§ **WHAT THIS TASK INVOLVES**:
Each entry that follows must be output without any deviation.

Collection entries
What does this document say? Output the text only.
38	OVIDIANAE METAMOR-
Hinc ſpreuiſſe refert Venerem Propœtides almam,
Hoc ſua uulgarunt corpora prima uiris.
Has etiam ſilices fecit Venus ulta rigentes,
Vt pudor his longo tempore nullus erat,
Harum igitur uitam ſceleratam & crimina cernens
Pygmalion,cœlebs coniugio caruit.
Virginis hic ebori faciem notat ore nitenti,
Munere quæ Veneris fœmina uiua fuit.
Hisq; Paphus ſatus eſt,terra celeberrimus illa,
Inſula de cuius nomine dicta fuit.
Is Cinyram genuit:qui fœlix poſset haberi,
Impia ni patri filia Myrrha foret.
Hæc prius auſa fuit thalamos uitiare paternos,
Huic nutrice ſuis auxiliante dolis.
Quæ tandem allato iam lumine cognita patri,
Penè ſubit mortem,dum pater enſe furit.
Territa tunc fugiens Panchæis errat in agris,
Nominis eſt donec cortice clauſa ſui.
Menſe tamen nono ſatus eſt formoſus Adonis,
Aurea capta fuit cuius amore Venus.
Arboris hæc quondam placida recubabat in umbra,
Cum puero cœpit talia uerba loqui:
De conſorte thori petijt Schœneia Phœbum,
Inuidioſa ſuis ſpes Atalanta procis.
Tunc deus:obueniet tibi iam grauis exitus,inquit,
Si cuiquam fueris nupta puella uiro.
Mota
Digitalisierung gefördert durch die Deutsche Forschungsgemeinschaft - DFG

§ **WRITTEN ANSWER**:
What does this document say? Output the text only.
38	OVIDIANAE METAMOR-
Hinc ſpreuiſſe refert Venerem Propœtides almam,
Hoc ſua uulgarunt corpora prima uiris.
Has etiam ſilices fecit Venus ulta rigentes,
Vt pudor his longo tempore nullus erat,
Harum igitur uitam ſceleratam & crimina cernens
Pygmalion,cœlebs coniugio caruit.
Virginis hic ebori faciem notat ore nitenti,
Munere quæ Veneris fœmina uiua fuit.
Hisq; Paphus ſatus eſt,terra celeberrimus illa,
Inſula de cuius nomine dicta fuit.
Is Cinyram genuit:qui fœlix poſset haberi,
Impia ni patri filia Myrrha foret.
Hæc prius auſa fuit thalamos uitiare paternos,
Huic nutrice ſuis auxiliante dolis.
Quæ tandem allato iam lumine cognita patri,
Penè ſubit mortem,dum pater enſe furit.
Territa tunc fugiens Panchæis errat in agris,
Nominis eſt donec cortice clauſa ſui.
Menſe tamen nono ſatus eſt formoſus Adonis,
Aurea capta fuit cuius amore Venus.
Arboris hæc quondam placida recubabat in umbra,
Cum puero cœpit talia uerba loqui:
De conſorte thori petijt Schœneia Phœbum,
Inuidioſa ſuis ſpes Atalanta procis.
Tunc deus:obueniet tibi iam grauis exitus,inquit,
Si cuiquam fueris nupta puella uiro.
Mota
Digitalisierung gefördert durch die Deutsche Forschungsgemeinschaft - DFG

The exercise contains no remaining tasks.